◆ Figure contents as structured data

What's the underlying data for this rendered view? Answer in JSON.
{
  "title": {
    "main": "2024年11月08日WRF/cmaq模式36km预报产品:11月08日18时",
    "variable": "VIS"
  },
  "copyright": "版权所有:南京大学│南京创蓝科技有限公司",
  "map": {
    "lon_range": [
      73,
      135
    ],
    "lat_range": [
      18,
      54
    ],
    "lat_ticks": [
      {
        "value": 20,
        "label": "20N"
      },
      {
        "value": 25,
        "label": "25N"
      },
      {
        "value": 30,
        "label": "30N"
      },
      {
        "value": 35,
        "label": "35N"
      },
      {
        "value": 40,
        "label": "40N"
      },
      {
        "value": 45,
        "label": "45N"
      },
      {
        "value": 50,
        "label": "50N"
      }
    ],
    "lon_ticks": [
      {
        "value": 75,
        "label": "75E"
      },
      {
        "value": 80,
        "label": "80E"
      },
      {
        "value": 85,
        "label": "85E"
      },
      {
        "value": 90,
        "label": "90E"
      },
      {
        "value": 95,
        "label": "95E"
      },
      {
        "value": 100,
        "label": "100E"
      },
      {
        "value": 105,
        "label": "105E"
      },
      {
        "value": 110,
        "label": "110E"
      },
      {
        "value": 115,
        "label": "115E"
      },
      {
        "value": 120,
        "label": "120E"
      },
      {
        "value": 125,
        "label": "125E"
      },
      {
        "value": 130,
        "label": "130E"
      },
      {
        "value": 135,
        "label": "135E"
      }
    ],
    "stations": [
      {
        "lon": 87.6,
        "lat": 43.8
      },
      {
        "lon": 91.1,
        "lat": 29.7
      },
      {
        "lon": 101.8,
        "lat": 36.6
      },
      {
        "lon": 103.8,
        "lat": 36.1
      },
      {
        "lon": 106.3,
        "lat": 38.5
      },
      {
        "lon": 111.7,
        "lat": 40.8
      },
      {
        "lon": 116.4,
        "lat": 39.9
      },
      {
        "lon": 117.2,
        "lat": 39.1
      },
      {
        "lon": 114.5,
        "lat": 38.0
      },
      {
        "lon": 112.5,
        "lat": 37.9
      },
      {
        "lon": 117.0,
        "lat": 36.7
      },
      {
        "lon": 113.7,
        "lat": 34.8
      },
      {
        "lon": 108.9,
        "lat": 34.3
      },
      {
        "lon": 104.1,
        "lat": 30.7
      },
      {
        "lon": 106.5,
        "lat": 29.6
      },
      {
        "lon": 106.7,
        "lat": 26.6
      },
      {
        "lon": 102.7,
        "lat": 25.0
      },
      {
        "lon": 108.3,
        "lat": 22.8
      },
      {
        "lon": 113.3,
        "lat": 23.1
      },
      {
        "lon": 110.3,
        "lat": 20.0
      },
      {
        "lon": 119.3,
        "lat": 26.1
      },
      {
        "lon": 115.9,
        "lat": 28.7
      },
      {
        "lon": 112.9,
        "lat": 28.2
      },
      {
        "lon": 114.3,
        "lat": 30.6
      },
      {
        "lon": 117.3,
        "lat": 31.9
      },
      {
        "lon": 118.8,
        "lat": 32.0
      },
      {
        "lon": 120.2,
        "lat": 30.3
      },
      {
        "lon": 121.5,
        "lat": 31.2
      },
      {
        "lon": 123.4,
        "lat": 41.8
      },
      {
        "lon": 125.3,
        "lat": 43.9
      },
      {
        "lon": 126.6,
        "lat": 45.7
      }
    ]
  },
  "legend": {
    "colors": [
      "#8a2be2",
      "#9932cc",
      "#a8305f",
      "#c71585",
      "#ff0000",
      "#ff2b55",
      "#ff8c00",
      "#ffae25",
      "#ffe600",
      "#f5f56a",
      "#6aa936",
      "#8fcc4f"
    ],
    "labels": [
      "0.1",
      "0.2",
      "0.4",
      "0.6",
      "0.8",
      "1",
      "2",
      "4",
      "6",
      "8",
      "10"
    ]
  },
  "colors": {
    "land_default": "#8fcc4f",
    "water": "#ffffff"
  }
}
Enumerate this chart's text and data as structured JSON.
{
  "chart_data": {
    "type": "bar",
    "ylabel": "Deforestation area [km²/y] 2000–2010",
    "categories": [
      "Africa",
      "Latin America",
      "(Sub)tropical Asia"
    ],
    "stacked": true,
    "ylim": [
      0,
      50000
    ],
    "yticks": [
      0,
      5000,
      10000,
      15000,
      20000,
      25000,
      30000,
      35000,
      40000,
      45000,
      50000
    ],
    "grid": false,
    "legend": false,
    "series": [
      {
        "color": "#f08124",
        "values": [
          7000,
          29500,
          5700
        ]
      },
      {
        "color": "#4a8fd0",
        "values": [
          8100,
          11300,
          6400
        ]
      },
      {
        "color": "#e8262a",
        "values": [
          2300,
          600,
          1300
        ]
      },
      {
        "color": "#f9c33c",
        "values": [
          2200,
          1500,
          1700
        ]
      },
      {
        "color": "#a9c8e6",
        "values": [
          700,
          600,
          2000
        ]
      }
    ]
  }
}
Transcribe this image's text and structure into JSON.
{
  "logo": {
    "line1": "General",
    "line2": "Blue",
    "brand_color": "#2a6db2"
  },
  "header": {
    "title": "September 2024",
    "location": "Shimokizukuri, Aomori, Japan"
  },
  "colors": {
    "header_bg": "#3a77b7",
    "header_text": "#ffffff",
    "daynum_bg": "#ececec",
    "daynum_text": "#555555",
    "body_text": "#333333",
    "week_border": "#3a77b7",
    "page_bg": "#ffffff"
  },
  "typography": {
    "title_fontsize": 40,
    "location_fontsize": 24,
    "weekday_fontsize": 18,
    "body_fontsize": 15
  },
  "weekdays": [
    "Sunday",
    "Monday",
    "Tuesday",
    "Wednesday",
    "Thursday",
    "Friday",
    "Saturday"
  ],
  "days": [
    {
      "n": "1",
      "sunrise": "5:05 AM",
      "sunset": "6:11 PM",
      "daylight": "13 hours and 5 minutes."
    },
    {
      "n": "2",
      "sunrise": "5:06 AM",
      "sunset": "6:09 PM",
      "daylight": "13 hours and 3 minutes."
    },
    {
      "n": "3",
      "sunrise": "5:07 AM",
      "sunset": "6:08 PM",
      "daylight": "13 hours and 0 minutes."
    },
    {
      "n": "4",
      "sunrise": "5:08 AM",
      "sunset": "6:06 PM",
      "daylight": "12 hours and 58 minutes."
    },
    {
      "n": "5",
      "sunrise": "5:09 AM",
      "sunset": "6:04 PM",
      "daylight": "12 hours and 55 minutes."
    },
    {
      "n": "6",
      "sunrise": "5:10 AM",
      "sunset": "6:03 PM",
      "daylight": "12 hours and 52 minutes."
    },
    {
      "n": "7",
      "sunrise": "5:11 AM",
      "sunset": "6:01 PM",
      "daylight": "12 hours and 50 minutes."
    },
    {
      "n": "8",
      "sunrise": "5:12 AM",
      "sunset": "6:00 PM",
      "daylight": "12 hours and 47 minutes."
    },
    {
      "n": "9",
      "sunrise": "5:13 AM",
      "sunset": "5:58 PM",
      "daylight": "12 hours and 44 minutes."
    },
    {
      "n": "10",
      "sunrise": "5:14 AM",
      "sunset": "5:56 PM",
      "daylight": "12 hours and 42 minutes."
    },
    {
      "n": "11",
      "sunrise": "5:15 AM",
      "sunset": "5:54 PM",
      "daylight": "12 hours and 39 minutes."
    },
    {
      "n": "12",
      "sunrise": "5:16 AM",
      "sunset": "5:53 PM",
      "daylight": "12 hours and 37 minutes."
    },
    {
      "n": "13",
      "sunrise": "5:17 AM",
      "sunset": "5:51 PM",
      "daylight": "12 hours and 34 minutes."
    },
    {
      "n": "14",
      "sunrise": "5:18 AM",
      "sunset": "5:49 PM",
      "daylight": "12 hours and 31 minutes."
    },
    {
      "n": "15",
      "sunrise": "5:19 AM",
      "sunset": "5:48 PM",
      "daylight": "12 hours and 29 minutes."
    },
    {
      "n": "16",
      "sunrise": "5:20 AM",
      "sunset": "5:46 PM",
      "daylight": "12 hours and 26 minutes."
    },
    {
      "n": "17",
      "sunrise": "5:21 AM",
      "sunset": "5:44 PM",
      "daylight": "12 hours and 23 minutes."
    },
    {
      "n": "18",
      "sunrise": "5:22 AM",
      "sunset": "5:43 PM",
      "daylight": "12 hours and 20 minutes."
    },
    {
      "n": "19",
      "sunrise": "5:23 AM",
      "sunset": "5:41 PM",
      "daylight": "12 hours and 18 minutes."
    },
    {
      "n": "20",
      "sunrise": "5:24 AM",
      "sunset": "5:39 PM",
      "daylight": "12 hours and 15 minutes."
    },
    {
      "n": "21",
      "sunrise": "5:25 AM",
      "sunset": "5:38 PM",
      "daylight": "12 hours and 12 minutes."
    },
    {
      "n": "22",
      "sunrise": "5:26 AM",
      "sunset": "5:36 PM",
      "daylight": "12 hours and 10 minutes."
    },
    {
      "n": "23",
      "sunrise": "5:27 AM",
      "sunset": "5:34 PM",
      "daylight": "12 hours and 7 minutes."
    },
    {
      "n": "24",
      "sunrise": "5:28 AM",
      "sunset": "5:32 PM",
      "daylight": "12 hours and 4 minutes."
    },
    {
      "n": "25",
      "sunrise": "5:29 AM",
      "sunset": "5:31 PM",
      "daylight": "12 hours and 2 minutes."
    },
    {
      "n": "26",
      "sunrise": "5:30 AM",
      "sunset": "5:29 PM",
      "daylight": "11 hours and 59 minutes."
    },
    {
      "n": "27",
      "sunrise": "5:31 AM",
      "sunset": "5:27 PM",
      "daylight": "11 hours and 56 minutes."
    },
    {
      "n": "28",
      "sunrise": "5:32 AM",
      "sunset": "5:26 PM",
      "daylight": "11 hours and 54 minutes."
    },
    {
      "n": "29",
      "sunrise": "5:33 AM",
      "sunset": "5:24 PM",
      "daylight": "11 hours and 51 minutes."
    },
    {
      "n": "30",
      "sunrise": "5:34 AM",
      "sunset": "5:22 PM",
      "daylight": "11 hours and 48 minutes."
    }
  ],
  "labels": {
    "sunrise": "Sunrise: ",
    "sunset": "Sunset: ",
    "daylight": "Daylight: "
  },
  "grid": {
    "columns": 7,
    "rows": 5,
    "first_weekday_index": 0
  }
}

◆ Task directions
From the entries above, copy each line holding "this".

◆ Task answer
What's the underlying data for this rendered view? Answer in JSON.
Enumerate this chart's text and data as structured JSON.
Transcribe this image's text and structure into JSON.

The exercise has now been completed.